■ What you will do
Give the number of lines below that contain the word "Output", and nothing else.

Data excerpts
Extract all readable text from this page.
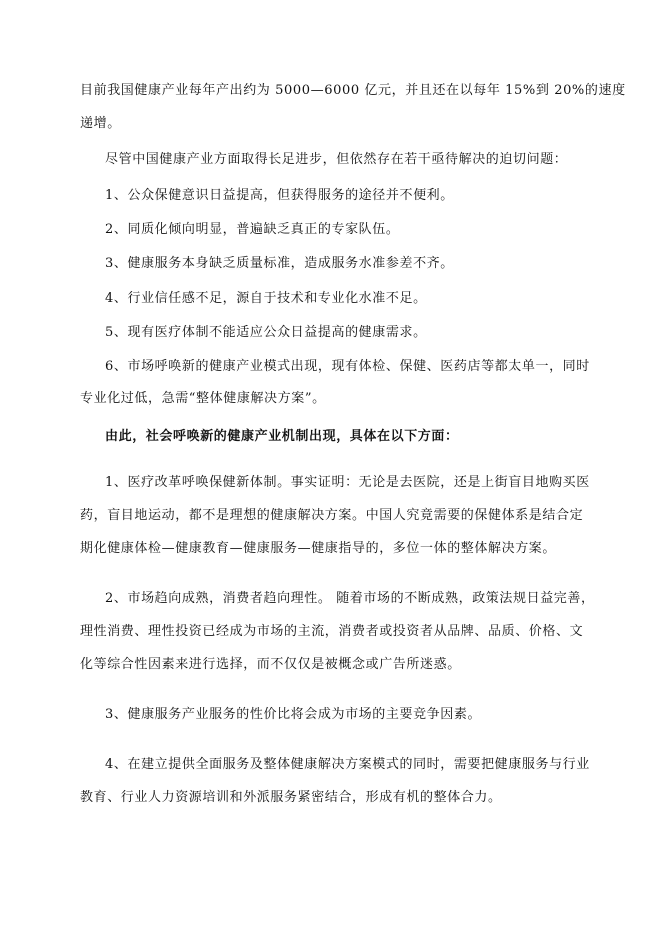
目前我国健康产业每年产出约为 5000—6000 亿元，并且还在以每年 15%到 20%的速度
递增。
尽管中国健康产业方面取得长足进步，但依然存在若干亟待解决的迫切问题：
1、公众保健意识日益提高，但获得服务的途径并不便利。
2、同质化倾向明显，普遍缺乏真正的专家队伍。
3、健康服务本身缺乏质量标准，造成服务水准参差不齐。
4、行业信任感不足，源自于技术和专业化水准不足。
5、现有医疗体制不能适应公众日益提高的健康需求。
6、市场呼唤新的健康产业模式出现，现有体检、保健、医药店等都太单一，同时
专业化过低，急需“整体健康解决方案”。
由此，社会呼唤新的健康产业机制出现，具体在以下方面：
1、医疗改革呼唤保健新体制。事实证明：无论是去医院，还是上街盲目地购买医
药，盲目地运动，都不是理想的健康解决方案。中国人究竟需要的保健体系是结合定
期化健康体检—健康教育—健康服务—健康指导的，多位一体的整体解决方案。
2、市场趋向成熟，消费者趋向理性。 随着市场的不断成熟，政策法规日益完善，
理性消费、理性投资已经成为市场的主流，消费者或投资者从品牌、品质、价格、文
化等综合性因素来进行选择，而不仅仅是被概念或广告所迷惑。
3、健康服务产业服务的性价比将会成为市场的主要竞争因素。
4、在建立提供全面服务及整体健康解决方案模式的同时，需要把健康服务与行业
教育、行业人力资源培训和外派服务紧密结合，形成有机的整体合力。
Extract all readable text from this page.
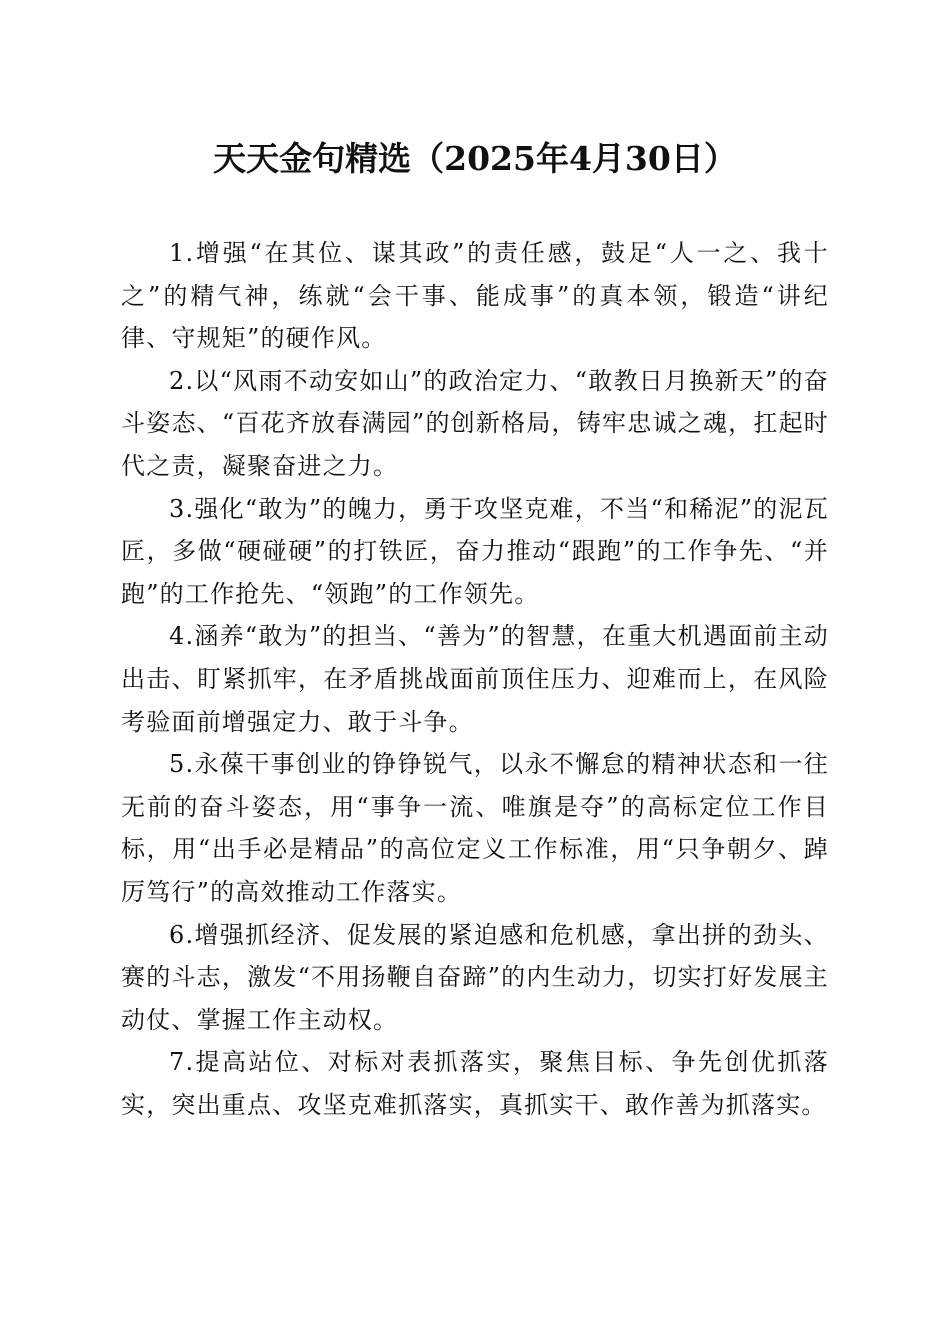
天天金句精选（2025年4月30日）

1.增强“在其位、谋其政”的责任感，鼓足“人一之、我十之”的精气神，练就“会干事、能成事”的真本领，锻造“讲纪律、守规矩”的硬作风。

2.以“风雨不动安如山”的政治定力、“敢教日月换新天”的奋斗姿态、“百花齐放春满园”的创新格局，铸牢忠诚之魂，扛起时代之责，凝聚奋进之力。

3.强化“敢为”的魄力，勇于攻坚克难，不当“和稀泥”的泥瓦匠，多做“硬碰硬”的打铁匠，奋力推动“跟跑”的工作争先、“并跑”的工作抢先、“领跑”的工作领先。

4.涵养“敢为”的担当、“善为”的智慧，在重大机遇面前主动出击、盯紧抓牢，在矛盾挑战面前顶住压力、迎难而上，在风险考验面前增强定力、敢于斗争。

5.永葆干事创业的铮铮锐气，以永不懈怠的精神状态和一往无前的奋斗姿态，用“事争一流、唯旗是夺”的高标定位工作目标，用“出手必是精品”的高位定义工作标准，用“只争朝夕、踔厉笃行”的高效推动工作落实。

6.增强抓经济、促发展的紧迫感和危机感，拿出拼的劲头、赛的斗志，激发“不用扬鞭自奋蹄”的内生动力，切实打好发展主动仗、掌握工作主动权。

7.提高站位、对标对表抓落实，聚焦目标、争先创优抓落实，突出重点、攻坚克难抓落实，真抓实干、敢作善为抓落实。
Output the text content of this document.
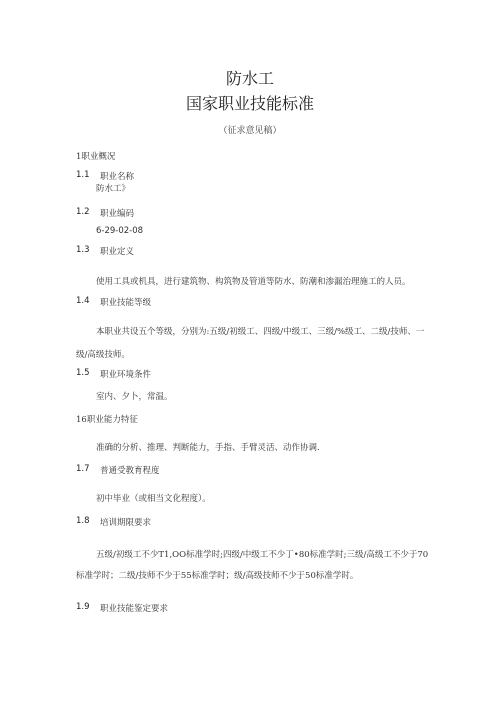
防水工
国家职业技能标准
（征求意见稿）
1职业概况
1.1 职业名称
防水工》
1.2 职业编码
6-29-02-08
1.3 职业定义
使用工具或机具，进行建筑物、构筑物及管道等防水、防潮和渗漏治理施工的人员。
1.4 职业技能等级
本职业共设五个等级，分别为:五级/初级工、四级/中级工、三级/%级工、二级/技师、一
级/高级技师。
1.5 职业环境条件
室内、夕卜，常温。
16职业能力特征
准确的分析、推理、判断能力，手指、手臂灵活、动作协调.
1.7 普通受教育程度
初中毕业（或相当文化程度）。
1.8 培训期限要求
五级/初级工不少T1,OO标准学时;四级/中级工不少丁•80标准学时;三级/高级工不少于70
标准学时；二级/技师不少于55标准学时；级/高级技师不少于50标准学时。
1.9 职业技能鉴定要求
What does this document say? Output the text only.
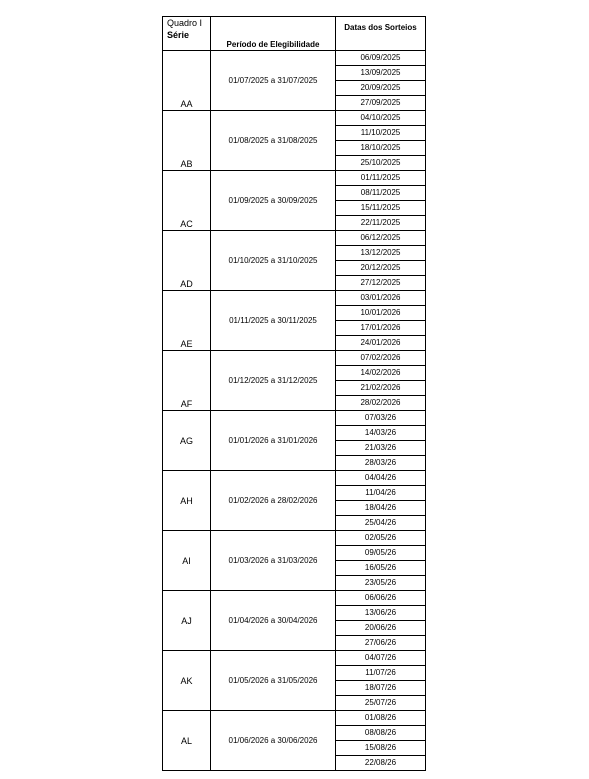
Quadro I
Série	Período de Elegibilidade	Datas dos Sorteios
AA	01/07/2025 a 31/07/2025	06/09/2025
		13/09/2025
		20/09/2025
		27/09/2025
AB	01/08/2025 a 31/08/2025	04/10/2025
		11/10/2025
		18/10/2025
		25/10/2025
AC	01/09/2025 a 30/09/2025	01/11/2025
		08/11/2025
		15/11/2025
		22/11/2025
AD	01/10/2025 a 31/10/2025	06/12/2025
		13/12/2025
		20/12/2025
		27/12/2025
AE	01/11/2025 a 30/11/2025	03/01/2026
		10/01/2026
		17/01/2026
		24/01/2026
AF	01/12/2025 a 31/12/2025	07/02/2026
		14/02/2026
		21/02/2026
		28/02/2026
AG	01/01/2026 a 31/01/2026	07/03/26
		14/03/26
		21/03/26
		28/03/26
AH	01/02/2026 a 28/02/2026	04/04/26
		11/04/26
		18/04/26
		25/04/26
AI	01/03/2026 a 31/03/2026	02/05/26
		09/05/26
		16/05/26
		23/05/26
AJ	01/04/2026 a 30/04/2026	06/06/26
		13/06/26
		20/06/26
		27/06/26
AK	01/05/2026 a 31/05/2026	04/07/26
		11/07/26
		18/07/26
		25/07/26
AL	01/06/2026 a 30/06/2026	01/08/26
		08/08/26
		15/08/26
		22/08/26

■ Answer for this exercise
2